[WRITTEN TASK] Using the listing below, give the number of lines where "청약가상체험관" appears, and nothing else.

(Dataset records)
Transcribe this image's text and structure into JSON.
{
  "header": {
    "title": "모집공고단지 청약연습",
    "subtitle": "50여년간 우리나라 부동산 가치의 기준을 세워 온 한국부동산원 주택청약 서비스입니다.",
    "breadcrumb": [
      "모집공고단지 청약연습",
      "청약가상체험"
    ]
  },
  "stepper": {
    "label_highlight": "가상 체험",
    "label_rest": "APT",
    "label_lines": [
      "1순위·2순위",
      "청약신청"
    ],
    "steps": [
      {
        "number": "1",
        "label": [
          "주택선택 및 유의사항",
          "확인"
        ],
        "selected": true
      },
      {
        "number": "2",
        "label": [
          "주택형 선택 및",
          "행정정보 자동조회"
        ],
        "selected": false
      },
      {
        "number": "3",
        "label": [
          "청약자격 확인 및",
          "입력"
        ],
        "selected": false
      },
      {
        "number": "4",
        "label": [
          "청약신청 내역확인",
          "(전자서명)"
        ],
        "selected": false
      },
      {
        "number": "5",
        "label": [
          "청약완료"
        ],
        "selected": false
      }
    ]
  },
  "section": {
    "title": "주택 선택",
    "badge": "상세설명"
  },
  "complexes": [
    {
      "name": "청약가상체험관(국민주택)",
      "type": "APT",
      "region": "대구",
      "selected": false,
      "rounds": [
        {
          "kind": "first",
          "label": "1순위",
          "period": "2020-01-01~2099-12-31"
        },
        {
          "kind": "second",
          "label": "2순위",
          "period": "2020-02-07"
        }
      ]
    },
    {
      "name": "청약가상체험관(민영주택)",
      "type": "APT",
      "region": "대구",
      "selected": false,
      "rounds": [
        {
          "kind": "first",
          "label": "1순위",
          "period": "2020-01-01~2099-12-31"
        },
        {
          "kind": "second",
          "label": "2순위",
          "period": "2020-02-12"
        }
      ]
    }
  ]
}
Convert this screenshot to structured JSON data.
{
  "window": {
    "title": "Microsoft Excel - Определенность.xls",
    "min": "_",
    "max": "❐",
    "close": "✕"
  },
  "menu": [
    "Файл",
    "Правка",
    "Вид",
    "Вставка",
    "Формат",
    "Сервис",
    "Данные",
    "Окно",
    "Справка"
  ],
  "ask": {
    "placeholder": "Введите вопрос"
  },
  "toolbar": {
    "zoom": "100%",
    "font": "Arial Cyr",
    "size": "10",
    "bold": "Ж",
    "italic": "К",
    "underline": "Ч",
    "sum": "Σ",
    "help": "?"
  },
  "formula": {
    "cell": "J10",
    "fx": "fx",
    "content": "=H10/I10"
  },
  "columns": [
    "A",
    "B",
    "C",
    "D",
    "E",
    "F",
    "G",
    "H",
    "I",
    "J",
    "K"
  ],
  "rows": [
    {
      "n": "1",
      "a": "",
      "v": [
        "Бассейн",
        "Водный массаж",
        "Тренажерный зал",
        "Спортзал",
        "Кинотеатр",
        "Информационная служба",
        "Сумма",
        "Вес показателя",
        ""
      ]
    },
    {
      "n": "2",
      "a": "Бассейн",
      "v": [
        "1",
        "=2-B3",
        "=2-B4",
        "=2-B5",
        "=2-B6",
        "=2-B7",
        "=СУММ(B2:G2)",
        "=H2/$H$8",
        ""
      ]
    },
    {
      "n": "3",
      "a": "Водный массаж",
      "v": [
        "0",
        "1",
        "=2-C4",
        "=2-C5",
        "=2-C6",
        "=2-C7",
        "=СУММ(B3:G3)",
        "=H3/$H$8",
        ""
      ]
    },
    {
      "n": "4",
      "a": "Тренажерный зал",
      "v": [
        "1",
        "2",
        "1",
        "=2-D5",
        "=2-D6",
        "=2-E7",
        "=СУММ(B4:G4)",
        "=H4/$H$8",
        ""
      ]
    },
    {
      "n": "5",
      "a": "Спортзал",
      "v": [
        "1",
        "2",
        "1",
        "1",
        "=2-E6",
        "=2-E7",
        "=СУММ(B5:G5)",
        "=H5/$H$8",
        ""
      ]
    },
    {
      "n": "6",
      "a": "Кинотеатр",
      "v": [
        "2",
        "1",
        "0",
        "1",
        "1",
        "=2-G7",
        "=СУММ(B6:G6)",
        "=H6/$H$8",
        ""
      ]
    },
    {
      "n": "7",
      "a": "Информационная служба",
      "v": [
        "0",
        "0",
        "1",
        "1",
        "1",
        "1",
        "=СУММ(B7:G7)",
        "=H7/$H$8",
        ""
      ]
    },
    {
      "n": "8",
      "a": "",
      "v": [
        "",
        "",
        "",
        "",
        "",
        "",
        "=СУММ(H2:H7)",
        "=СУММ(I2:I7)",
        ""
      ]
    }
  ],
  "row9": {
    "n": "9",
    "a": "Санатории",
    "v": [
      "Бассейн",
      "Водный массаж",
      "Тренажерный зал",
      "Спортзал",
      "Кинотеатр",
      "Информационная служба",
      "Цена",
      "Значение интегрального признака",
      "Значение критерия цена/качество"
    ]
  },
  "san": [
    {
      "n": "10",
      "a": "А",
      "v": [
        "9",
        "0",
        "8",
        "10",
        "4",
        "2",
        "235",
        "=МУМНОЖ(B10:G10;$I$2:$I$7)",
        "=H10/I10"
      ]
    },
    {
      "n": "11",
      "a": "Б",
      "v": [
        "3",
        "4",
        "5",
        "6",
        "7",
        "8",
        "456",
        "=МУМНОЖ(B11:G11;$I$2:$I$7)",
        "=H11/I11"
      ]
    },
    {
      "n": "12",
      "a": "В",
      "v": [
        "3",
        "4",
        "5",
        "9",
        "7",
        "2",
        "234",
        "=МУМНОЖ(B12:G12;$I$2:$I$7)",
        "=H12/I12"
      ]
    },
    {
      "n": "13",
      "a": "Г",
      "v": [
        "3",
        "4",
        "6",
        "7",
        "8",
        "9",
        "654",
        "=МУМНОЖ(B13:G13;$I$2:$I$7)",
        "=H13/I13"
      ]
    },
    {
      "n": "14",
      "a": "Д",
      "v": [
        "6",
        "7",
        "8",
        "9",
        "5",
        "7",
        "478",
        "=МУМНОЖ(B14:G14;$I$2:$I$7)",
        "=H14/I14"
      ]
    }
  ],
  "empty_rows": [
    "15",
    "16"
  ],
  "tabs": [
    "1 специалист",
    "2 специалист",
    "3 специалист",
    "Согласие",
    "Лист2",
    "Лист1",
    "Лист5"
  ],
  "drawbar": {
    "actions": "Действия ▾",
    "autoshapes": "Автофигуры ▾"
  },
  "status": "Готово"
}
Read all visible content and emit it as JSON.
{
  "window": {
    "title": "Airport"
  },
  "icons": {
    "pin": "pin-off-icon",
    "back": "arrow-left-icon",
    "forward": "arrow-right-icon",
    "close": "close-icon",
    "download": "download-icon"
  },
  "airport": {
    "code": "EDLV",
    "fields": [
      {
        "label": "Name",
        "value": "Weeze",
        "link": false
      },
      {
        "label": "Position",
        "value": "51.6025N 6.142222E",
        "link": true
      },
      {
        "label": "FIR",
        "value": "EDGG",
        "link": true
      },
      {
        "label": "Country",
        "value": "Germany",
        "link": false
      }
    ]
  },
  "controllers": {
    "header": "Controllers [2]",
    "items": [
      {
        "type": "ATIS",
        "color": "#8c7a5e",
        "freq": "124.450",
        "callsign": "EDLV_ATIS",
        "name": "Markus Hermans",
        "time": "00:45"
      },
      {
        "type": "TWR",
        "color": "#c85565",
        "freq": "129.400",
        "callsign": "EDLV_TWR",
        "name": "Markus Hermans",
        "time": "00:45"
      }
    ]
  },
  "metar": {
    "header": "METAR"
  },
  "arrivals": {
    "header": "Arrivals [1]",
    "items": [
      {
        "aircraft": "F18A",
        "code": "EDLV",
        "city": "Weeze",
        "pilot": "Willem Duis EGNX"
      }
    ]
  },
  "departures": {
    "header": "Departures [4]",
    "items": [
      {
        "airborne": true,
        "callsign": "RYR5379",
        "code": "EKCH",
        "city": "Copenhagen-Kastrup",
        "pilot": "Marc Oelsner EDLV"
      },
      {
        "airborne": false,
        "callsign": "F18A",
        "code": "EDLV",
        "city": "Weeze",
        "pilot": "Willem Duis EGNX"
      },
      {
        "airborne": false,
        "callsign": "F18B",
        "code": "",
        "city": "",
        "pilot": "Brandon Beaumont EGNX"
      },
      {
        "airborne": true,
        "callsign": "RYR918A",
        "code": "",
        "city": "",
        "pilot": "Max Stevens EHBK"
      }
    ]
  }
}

[ANSWER TO THIS TASK] 2